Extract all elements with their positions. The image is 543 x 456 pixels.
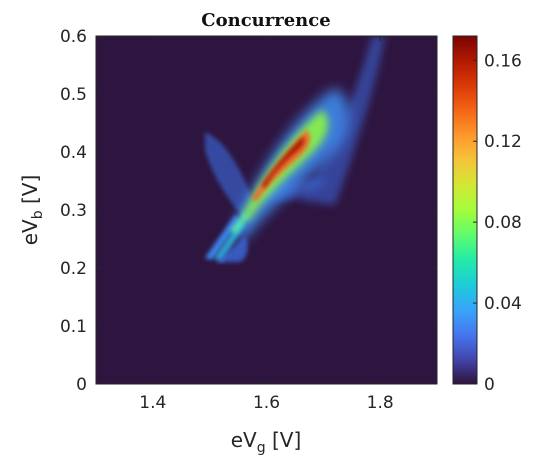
colorbar-tick-label: 0.08 [484, 213, 522, 233]
lower-foot [215, 235, 248, 262]
crossing-point [230, 212, 250, 234]
x-axis-label-unit: [V] [266, 428, 302, 452]
x-tick-label: 1.6 [253, 393, 280, 413]
y-axis-label-base: eV [18, 219, 42, 245]
x-axis-label-sub: g [257, 440, 266, 456]
y-tick-label: 0.5 [60, 85, 87, 105]
y-axis-label-sub: b [30, 210, 46, 219]
y-tick-label: 0.3 [60, 201, 87, 221]
x-axis-label-base: eV [231, 428, 257, 452]
chart-title: Concurrence [201, 10, 330, 31]
colorbar-tick-label: 0.04 [484, 294, 522, 314]
colorbar-ticks: 0 0.04 0.08 0.12 0.16 [473, 51, 522, 395]
colorbar [452, 35, 478, 385]
lower-left-streak [205, 215, 242, 260]
y-tick-label: 0.2 [60, 259, 87, 279]
x-tick-label: 1.4 [139, 393, 166, 413]
x-tick-label: 1.8 [367, 393, 394, 413]
colorbar-tick-label: 0 [484, 375, 495, 395]
y-tick-label: 0.4 [60, 143, 87, 163]
y-tick-label: 0.6 [60, 27, 87, 47]
x-axis-ticks: 1.4 1.6 1.8 [139, 36, 394, 413]
left-wing-region [205, 132, 255, 220]
x-axis-label: eVg [V] [231, 428, 302, 456]
colorbar-tick-label: 0.16 [484, 51, 522, 71]
y-axis-ticks: 0 0.1 0.2 0.3 0.4 0.5 0.6 [60, 27, 437, 395]
heatmap-features [205, 36, 385, 262]
y-tick-label: 0 [76, 375, 87, 395]
main-band-peak [262, 137, 304, 188]
y-axis-label: eVb [V] [18, 175, 46, 246]
y-tick-label: 0.1 [60, 317, 87, 337]
y-axis-label-unit: [V] [18, 175, 42, 211]
colorbar-tick-label: 0.12 [484, 132, 522, 152]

- [Set problem]: Please edit the records from the line with "colorbar-tick-label: 0.08 [484, 213, 522, 233]" up to and including the line with "y-axis-label-base: eV [18, 219, 42, 245]", changing "crossing-point" to "intersection-point" and keeping everything else the same. Return only those lines.

- [Exercise answer]:
colorbar-tick-label: 0.08 [484, 213, 522, 233]
lower-foot [215, 235, 248, 262]
intersection-point [230, 212, 250, 234]
x-axis-label-unit: [V] [266, 428, 302, 452]
x-tick-label: 1.6 [253, 393, 280, 413]
y-axis-label-base: eV [18, 219, 42, 245]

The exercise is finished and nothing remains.